[start DATA LINES]

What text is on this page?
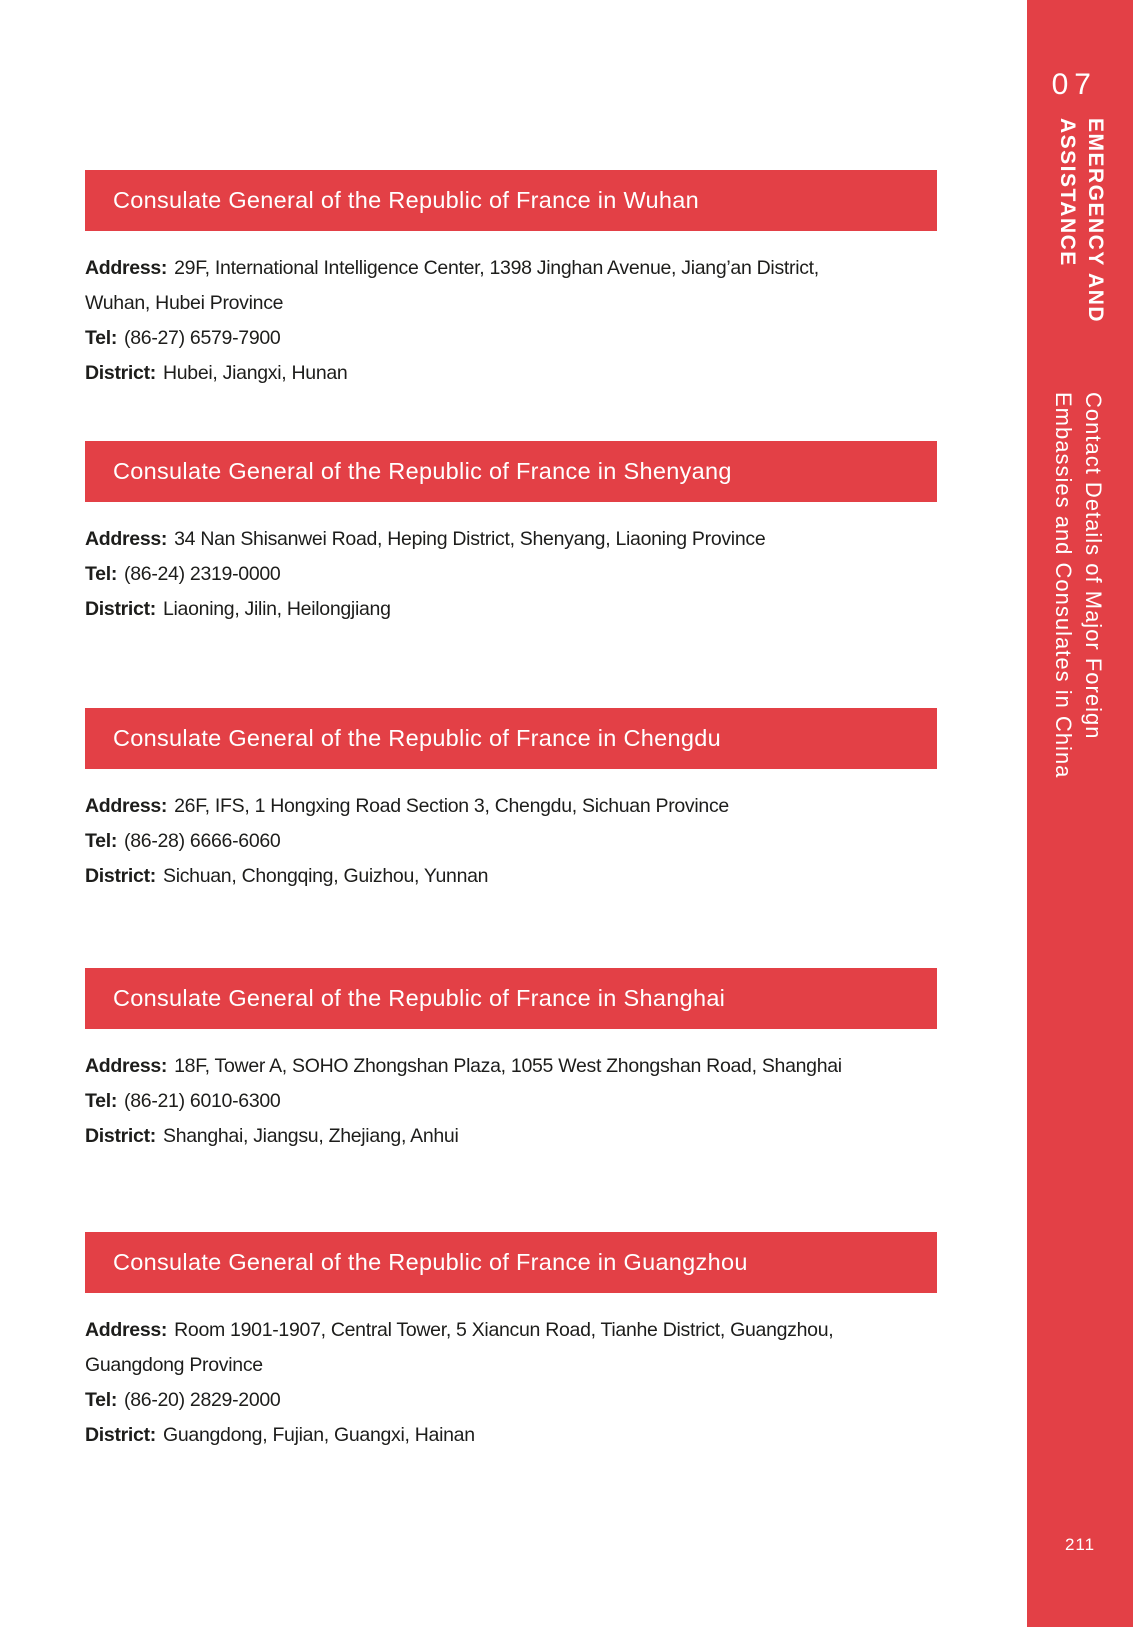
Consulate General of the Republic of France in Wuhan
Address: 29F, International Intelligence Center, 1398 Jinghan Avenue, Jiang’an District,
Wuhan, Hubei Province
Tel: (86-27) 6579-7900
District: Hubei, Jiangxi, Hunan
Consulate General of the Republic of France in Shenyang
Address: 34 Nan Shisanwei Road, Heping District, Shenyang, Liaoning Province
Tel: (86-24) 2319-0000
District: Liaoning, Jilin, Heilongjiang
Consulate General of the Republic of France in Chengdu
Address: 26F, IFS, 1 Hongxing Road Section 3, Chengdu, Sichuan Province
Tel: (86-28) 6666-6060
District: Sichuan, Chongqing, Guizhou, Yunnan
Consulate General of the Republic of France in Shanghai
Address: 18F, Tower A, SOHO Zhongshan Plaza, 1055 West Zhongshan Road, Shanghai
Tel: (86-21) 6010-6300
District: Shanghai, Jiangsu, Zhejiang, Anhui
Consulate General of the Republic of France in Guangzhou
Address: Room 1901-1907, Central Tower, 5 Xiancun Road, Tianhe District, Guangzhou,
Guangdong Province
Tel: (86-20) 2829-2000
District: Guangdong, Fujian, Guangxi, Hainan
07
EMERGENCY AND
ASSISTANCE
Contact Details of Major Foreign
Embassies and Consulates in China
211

[end DATA LINES]

#### PROBLEM DETAILS:
Omit the pictures and give the material again, exactly and in full.

#### RESPONSE TO THE EXERCISE:
What text is on this page?
Consulate General of the Republic of France in Wuhan
Address: 29F, International Intelligence Center, 1398 Jinghan Avenue, Jiang’an District,
Wuhan, Hubei Province
Tel: (86-27) 6579-7900
District: Hubei, Jiangxi, Hunan
Consulate General of the Republic of France in Shenyang
Address: 34 Nan Shisanwei Road, Heping District, Shenyang, Liaoning Province
Tel: (86-24) 2319-0000
District: Liaoning, Jilin, Heilongjiang
Consulate General of the Republic of France in Chengdu
Address: 26F, IFS, 1 Hongxing Road Section 3, Chengdu, Sichuan Province
Tel: (86-28) 6666-6060
District: Sichuan, Chongqing, Guizhou, Yunnan
Consulate General of the Republic of France in Shanghai
Address: 18F, Tower A, SOHO Zhongshan Plaza, 1055 West Zhongshan Road, Shanghai
Tel: (86-21) 6010-6300
District: Shanghai, Jiangsu, Zhejiang, Anhui
Consulate General of the Republic of France in Guangzhou
Address: Room 1901-1907, Central Tower, 5 Xiancun Road, Tianhe District, Guangzhou,
Guangdong Province
Tel: (86-20) 2829-2000
District: Guangdong, Fujian, Guangxi, Hainan
07
EMERGENCY AND
ASSISTANCE
Contact Details of Major Foreign
Embassies and Consulates in China
211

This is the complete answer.